● **What is being asked**
Gather every line from the entries below that includes "erste".

━━━━━━━━━━━━━━━━━━━━━━━━━━━━━━

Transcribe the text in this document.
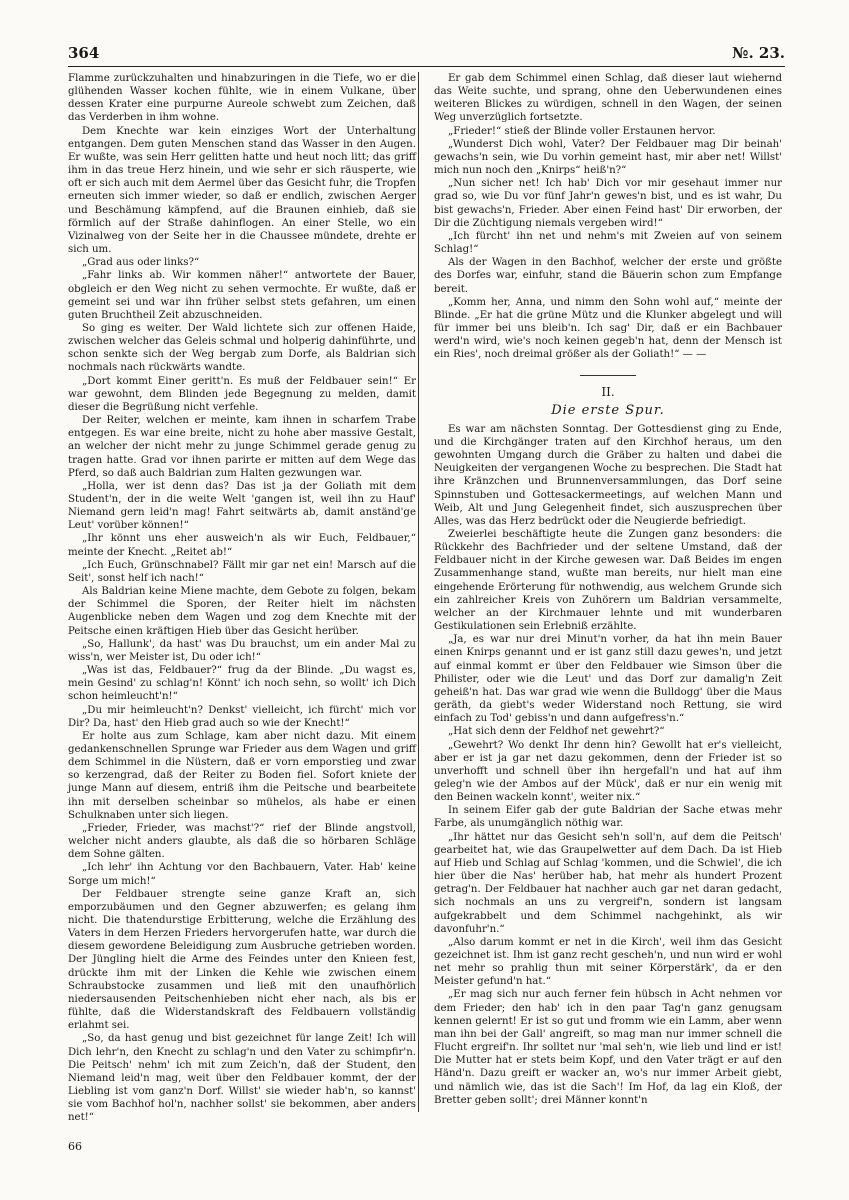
364	№. 23.

Flamme zurückzuhalten und hinabzuringen in die Tiefe, wo er die glühenden Wasser kochen fühlte, wie in einem Vulkane, über dessen Krater eine purpurne Aureole schwebt zum Zeichen, daß das Verderben in ihm wohne.

Dem Knechte war kein einziges Wort der Unterhaltung entgangen. Dem guten Menschen stand das Wasser in den Augen. Er wußte, was sein Herr gelitten hatte und heut noch litt; das griff ihm in das treue Herz hinein, und wie sehr er sich räusperte, wie oft er sich auch mit dem Aermel über das Gesicht fuhr, die Tropfen erneuten sich immer wieder, so daß er endlich, zwischen Aerger und Beschämung kämpfend, auf die Braunen einhieb, daß sie förmlich auf der Straße dahinflogen. An einer Stelle, wo ein Vizinalweg von der Seite her in die Chaussee mündete, drehte er sich um.

„Grad aus oder links?“

„Fahr links ab. Wir kommen näher!“ antwortete der Bauer, obgleich er den Weg nicht zu sehen vermochte. Er wußte, daß er gemeint sei und war ihn früher selbst stets gefahren, um einen guten Bruchtheil Zeit abzuschneiden.

So ging es weiter. Der Wald lichtete sich zur offenen Haide, zwischen welcher das Geleis schmal und holperig dahinführte, und schon senkte sich der Weg bergab zum Dorfe, als Baldrian sich nochmals nach rückwärts wandte.

„Dort kommt Einer geritt'n. Es muß der Feldbauer sein!“ Er war gewohnt, dem Blinden jede Begegnung zu melden, damit dieser die Begrüßung nicht verfehle.

Der Reiter, welchen er meinte, kam ihnen in scharfem Trabe entgegen. Es war eine breite, nicht zu hohe aber massive Gestalt, an welcher der nicht mehr zu junge Schimmel gerade genug zu tragen hatte. Grad vor ihnen parirte er mitten auf dem Wege das Pferd, so daß auch Baldrian zum Halten gezwungen war.

„Holla, wer ist denn das? Das ist ja der Goliath mit dem Student'n, der in die weite Welt 'gangen ist, weil ihn zu Hauf' Niemand gern leid'n mag! Fahrt seitwärts ab, damit anständ'ge Leut' vorüber können!“

„Ihr könnt uns eher ausweich'n als wir Euch, Feldbauer,“ meinte der Knecht. „Reitet ab!“

„Ich Euch, Grünschnabel? Fällt mir gar net ein! Marsch auf die Seit', sonst helf ich nach!“

Als Baldrian keine Miene machte, dem Gebote zu folgen, bekam der Schimmel die Sporen, der Reiter hielt im nächsten Augenblicke neben dem Wagen und zog dem Knechte mit der Peitsche einen kräftigen Hieb über das Gesicht herüber.

„So, Hallunk', da hast' was Du brauchst, um ein ander Mal zu wiss'n, wer Meister ist, Du oder ich!“

„Was ist das, Feldbauer?“ frug da der Blinde. „Du wagst es, mein Gesind' zu schlag'n! Könnt' ich noch sehn, so wollt' ich Dich schon heimleucht'n!“

„Du mir heimleucht'n? Denkst' vielleicht, ich fürcht' mich vor Dir? Da, hast' den Hieb grad auch so wie der Knecht!“

Er holte aus zum Schlage, kam aber nicht dazu. Mit einem gedankenschnellen Sprunge war Frieder aus dem Wagen und griff dem Schimmel in die Nüstern, daß er vorn emporstieg und zwar so kerzengrad, daß der Reiter zu Boden fiel. Sofort kniete der junge Mann auf diesem, entriß ihm die Peitsche und bearbeitete ihn mit derselben scheinbar so mühelos, als habe er einen Schulknaben unter sich liegen.

„Frieder, Frieder, was machst'?“ rief der Blinde angstvoll, welcher nicht anders glaubte, als daß die so hörbaren Schläge dem Sohne gälten.

„Ich lehr' ihn Achtung vor den Bachbauern, Vater. Hab' keine Sorge um mich!“

Der Feldbauer strengte seine ganze Kraft an, sich emporzubäumen und den Gegner abzuwerfen; es gelang ihm nicht. Die thatendurstige Erbitterung, welche die Erzählung des Vaters in dem Herzen Frieders hervorgerufen hatte, war durch die diesem gewordene Beleidigung zum Ausbruche getrieben worden. Der Jüngling hielt die Arme des Feindes unter den Knieen fest, drückte ihm mit der Linken die Kehle wie zwischen einem Schraubstocke zusammen und ließ mit den unaufhörlich niedersausenden Peitschenhieben nicht eher nach, als bis er fühlte, daß die Widerstandskraft des Feldbauern vollständig erlahmt sei.

„So, da hast genug und bist gezeichnet für lange Zeit! Ich will Dich lehr'n, den Knecht zu schlag'n und den Vater zu schimpfir'n. Die Peitsch' nehm' ich mit zum Zeich'n, daß der Student, den Niemand leid'n mag, weit über den Feldbauer kommt, der der Liebling ist vom ganz'n Dorf. Willst' sie wieder hab'n, so kannst' sie vom Bachhof hol'n, nachher sollst' sie bekommen, aber anders net!“

Er gab dem Schimmel einen Schlag, daß dieser laut wiehernd das Weite suchte, und sprang, ohne den Ueberwundenen eines weiteren Blickes zu würdigen, schnell in den Wagen, der seinen Weg unverzüglich fortsetzte.

„Frieder!“ stieß der Blinde voller Erstaunen hervor.

„Wunderst Dich wohl, Vater? Der Feldbauer mag Dir beinah' gewachs'n sein, wie Du vorhin gemeint hast, mir aber net! Willst' mich nun noch den „Knirps“ heiß'n?“

„Nun sicher net! Ich hab' Dich vor mir gesehaut immer nur grad so, wie Du vor fünf Jahr'n gewes'n bist, und es ist wahr, Du bist gewachs'n, Frieder. Aber einen Feind hast' Dir erworben, der Dir die Züchtigung niemals vergeben wird!“

„Ich fürcht' ihn net und nehm's mit Zweien auf von seinem Schlag!“

Als der Wagen in den Bachhof, welcher der erste und größte des Dorfes war, einfuhr, stand die Bäuerin schon zum Empfange bereit.

„Komm her, Anna, und nimm den Sohn wohl auf,“ meinte der Blinde. „Er hat die grüne Mütz und die Klunker abgelegt und will für immer bei uns bleib'n. Ich sag' Dir, daß er ein Bachbauer werd'n wird, wie's noch keinen gegeb'n hat, denn der Mensch ist ein Ries', noch dreimal größer als der Goliath!“ — —

II.
Die erste Spur.

Es war am nächsten Sonntag. Der Gottesdienst ging zu Ende, und die Kirchgänger traten auf den Kirchhof heraus, um den gewohnten Umgang durch die Gräber zu halten und dabei die Neuigkeiten der vergangenen Woche zu besprechen. Die Stadt hat ihre Kränzchen und Brunnenversammlungen, das Dorf seine Spinnstuben und Gottesackermeetings, auf welchen Mann und Weib, Alt und Jung Gelegenheit findet, sich auszusprechen über Alles, was das Herz bedrückt oder die Neugierde befriedigt.

Zweierlei beschäftigte heute die Zungen ganz besonders: die Rückkehr des Bachfrieder und der seltene Umstand, daß der Feldbauer nicht in der Kirche gewesen war. Daß Beides im engen Zusammenhange stand, wußte man bereits, nur hielt man eine eingehende Erörterung für nothwendig, aus welchem Grunde sich ein zahlreicher Kreis von Zuhörern um Baldrian versammelte, welcher an der Kirchmauer lehnte und mit wunderbaren Gestikulationen sein Erlebniß erzählte.

„Ja, es war nur drei Minut'n vorher, da hat ihn mein Bauer einen Knirps genannt und er ist ganz still dazu gewes'n, und jetzt auf einmal kommt er über den Feldbauer wie Simson über die Philister, oder wie die Leut' und das Dorf zur damalig'n Zeit geheiß'n hat. Das war grad wie wenn die Bulldogg' über die Maus geräth, da giebt's weder Widerstand noch Rettung, sie wird einfach zu Tod' gebiss'n und dann aufgefress'n.“

„Hat sich denn der Feldhof net gewehrt?“

„Gewehrt? Wo denkt Ihr denn hin? Gewollt hat er's vielleicht, aber er ist ja gar net dazu gekommen, denn der Frieder ist so unverhofft und schnell über ihn hergefall'n und hat auf ihm geleg'n wie der Ambos auf der Mück', daß er nur ein wenig mit den Beinen wackeln konnt', weiter nix.“

In seinem Eifer gab der gute Baldrian der Sache etwas mehr Farbe, als unumgänglich nöthig war.

„Ihr hättet nur das Gesicht seh'n soll'n, auf dem die Peitsch' gearbeitet hat, wie das Graupelwetter auf dem Dach. Da ist Hieb auf Hieb und Schlag auf Schlag 'kommen, und die Schwiel', die ich hier über die Nas' herüber hab, hat mehr als hundert Prozent getrag'n. Der Feldbauer hat nachher auch gar net daran gedacht, sich nochmals an uns zu vergreif'n, sondern ist langsam aufgekrabbelt und dem Schimmel nachgehinkt, als wir davonfuhr'n.“

„Also darum kommt er net in die Kirch', weil ihm das Gesicht gezeichnet ist. Ihm ist ganz recht gescheh'n, und nun wird er wohl net mehr so prahlig thun mit seiner Körperstärk', da er den Meister gefund'n hat.“

„Er mag sich nur auch ferner fein hübsch in Acht nehmen vor dem Frieder; den hab' ich in den paar Tag'n ganz genugsam kennen gelernt! Er ist so gut und fromm wie ein Lamm, aber wenn man ihn bei der Gall' angreift, so mag man nur immer schnell die Flucht ergreif'n. Ihr solltet nur 'mal seh'n, wie lieb und lind er ist! Die Mutter hat er stets beim Kopf, und den Vater trägt er auf den Händ'n. Dazu greift er wacker an, wo's nur immer Arbeit giebt, und nämlich wie, das ist die Sach'! Im Hof, da lag ein Kloß, der Bretter geben sollt'; drei Männer konnt'n

66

━━━━━━━━━━━━━━━━━━━━━━━━━━━━━━

● **Correct answer**
Als der Wagen in den Bachhof, welcher der erste und größte des Dorfes war, einfuhr, stand die Bäuerin schon zum Empfange bereit.
Die erste Spur.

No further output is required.